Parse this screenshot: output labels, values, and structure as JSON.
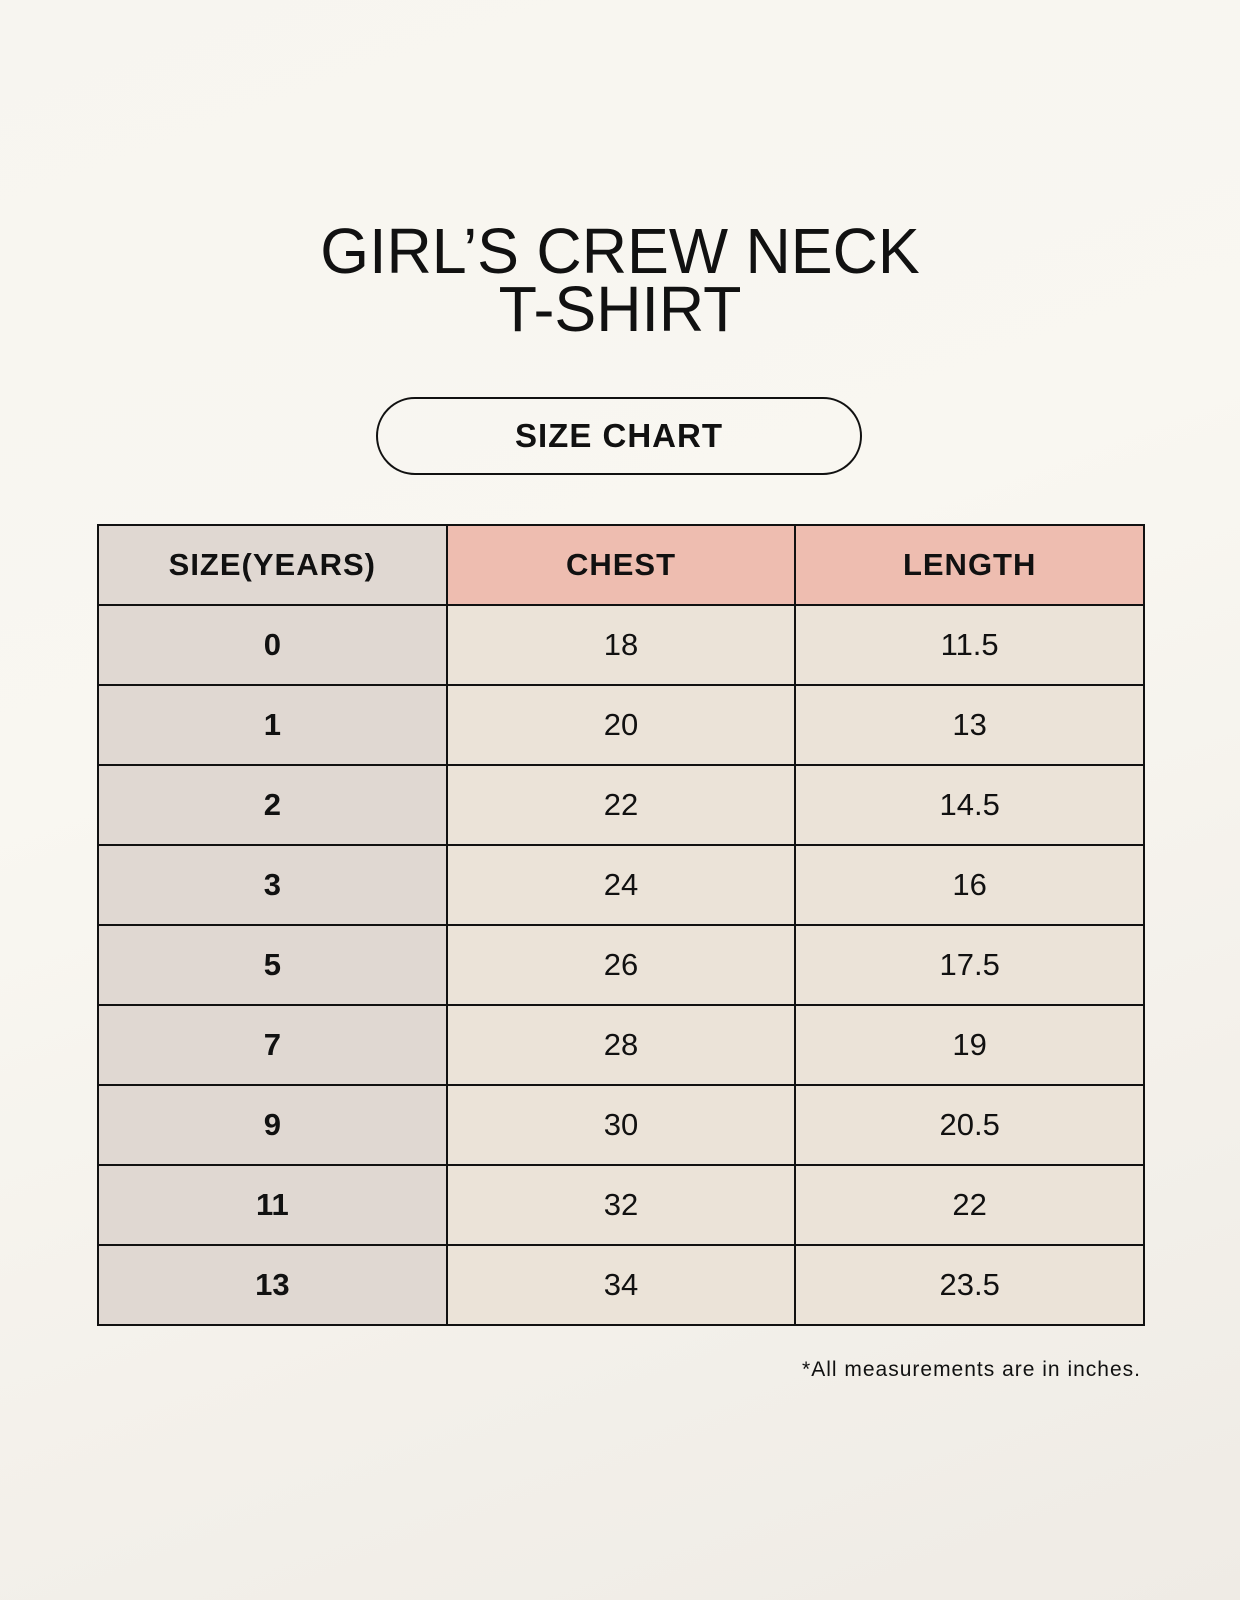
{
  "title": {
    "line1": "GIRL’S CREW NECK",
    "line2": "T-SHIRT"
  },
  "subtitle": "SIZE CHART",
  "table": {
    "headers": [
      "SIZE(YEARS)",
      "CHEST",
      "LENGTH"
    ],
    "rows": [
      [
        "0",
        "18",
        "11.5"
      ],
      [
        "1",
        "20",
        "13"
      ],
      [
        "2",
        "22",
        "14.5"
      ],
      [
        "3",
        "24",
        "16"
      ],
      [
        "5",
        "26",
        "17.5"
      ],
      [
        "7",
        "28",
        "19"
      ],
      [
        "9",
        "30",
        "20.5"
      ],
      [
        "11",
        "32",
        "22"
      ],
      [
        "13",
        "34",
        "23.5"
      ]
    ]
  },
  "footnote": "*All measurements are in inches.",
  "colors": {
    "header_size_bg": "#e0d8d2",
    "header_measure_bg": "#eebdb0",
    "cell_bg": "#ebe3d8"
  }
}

# # # #

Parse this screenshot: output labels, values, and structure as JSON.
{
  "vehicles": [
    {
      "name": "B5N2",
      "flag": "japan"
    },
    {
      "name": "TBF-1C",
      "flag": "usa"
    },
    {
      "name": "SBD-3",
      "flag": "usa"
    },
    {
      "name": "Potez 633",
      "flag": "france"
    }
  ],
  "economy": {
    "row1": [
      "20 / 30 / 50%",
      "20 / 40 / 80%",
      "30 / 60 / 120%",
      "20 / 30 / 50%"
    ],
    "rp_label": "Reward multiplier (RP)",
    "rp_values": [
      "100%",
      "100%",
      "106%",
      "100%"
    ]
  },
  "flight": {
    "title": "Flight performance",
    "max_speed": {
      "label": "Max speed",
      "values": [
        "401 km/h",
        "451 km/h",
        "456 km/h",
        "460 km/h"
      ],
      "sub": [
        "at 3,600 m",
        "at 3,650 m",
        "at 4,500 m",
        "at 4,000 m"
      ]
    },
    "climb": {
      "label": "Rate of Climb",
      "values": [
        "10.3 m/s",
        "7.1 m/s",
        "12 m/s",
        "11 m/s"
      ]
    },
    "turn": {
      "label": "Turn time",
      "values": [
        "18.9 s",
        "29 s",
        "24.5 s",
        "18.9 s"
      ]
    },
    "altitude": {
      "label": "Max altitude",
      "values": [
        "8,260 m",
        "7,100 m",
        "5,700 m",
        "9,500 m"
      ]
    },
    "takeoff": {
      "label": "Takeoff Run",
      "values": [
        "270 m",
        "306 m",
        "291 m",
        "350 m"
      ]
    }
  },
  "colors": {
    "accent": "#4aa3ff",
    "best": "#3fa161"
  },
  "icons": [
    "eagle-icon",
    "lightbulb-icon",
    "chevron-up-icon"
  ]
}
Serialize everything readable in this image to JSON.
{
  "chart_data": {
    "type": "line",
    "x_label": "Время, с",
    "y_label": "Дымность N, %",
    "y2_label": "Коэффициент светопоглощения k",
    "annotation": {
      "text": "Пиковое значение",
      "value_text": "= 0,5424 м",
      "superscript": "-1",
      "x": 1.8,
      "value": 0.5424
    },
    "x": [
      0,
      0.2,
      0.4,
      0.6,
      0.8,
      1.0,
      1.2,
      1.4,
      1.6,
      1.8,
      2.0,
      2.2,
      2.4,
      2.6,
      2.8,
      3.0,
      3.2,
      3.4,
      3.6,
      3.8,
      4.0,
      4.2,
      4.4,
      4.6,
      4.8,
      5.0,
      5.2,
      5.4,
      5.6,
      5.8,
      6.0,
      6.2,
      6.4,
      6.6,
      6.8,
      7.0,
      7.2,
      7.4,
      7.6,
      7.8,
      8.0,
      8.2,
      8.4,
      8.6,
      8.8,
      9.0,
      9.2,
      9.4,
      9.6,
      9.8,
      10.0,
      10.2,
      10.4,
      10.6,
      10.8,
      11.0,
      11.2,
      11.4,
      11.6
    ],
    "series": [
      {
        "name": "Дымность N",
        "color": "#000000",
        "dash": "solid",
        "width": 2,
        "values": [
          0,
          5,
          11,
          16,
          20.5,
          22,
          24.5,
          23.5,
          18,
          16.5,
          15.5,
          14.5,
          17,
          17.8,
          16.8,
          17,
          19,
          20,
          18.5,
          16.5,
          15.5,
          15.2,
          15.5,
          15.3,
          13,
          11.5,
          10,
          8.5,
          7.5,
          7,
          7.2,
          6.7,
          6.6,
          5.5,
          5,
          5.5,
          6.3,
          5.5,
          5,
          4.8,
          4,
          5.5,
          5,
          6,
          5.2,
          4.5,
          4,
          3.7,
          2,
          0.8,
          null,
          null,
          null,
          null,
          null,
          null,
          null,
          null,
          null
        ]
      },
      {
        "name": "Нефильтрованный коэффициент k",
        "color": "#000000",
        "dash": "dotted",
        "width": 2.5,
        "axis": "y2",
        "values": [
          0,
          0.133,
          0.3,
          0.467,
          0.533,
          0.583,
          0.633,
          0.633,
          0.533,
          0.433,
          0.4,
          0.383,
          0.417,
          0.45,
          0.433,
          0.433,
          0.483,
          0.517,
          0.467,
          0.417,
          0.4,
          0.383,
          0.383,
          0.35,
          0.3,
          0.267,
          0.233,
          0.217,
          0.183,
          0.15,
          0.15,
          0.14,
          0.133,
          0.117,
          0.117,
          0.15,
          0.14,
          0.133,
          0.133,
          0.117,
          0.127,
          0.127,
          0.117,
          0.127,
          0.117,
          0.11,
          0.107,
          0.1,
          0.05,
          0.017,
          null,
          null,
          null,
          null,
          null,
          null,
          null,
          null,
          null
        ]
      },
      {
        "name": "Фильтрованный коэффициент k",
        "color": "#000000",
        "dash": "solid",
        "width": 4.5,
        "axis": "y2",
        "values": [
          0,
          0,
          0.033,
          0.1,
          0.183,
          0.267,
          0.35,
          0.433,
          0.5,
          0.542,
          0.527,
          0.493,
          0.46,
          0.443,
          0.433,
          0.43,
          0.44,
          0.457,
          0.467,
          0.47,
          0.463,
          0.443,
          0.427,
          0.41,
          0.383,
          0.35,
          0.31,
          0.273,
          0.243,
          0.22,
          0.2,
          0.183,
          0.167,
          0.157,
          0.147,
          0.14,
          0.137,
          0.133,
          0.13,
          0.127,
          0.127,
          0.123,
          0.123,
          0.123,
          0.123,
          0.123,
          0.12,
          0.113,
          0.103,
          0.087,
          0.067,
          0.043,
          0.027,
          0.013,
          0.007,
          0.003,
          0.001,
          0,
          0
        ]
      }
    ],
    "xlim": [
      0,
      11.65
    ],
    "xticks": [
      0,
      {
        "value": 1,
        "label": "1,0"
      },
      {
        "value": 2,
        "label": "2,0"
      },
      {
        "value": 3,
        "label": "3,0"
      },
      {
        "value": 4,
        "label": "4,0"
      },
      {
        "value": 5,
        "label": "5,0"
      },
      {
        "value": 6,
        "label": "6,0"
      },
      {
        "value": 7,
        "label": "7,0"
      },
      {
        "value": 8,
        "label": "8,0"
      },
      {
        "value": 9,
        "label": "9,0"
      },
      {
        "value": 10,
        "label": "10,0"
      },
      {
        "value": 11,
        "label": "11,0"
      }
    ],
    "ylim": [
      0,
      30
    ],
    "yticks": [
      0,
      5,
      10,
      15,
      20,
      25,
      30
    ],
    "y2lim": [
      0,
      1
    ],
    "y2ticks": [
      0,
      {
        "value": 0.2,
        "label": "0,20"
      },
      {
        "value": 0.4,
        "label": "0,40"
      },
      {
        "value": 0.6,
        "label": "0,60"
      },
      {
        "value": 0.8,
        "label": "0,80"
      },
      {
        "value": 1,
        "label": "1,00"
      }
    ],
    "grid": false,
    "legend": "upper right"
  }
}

# # # #

> [Brief] Your task is to list each line of the records with the word "name".

> [Answer]
      "name": "B5N2",
      "name": "TBF-1C",
      "name": "SBD-3",
      "name": "Potez 633",
        "name": "Дымность N",
        "name": "Нефильтрованный коэффициент k",
        "name": "Фильтрованный коэффициент k",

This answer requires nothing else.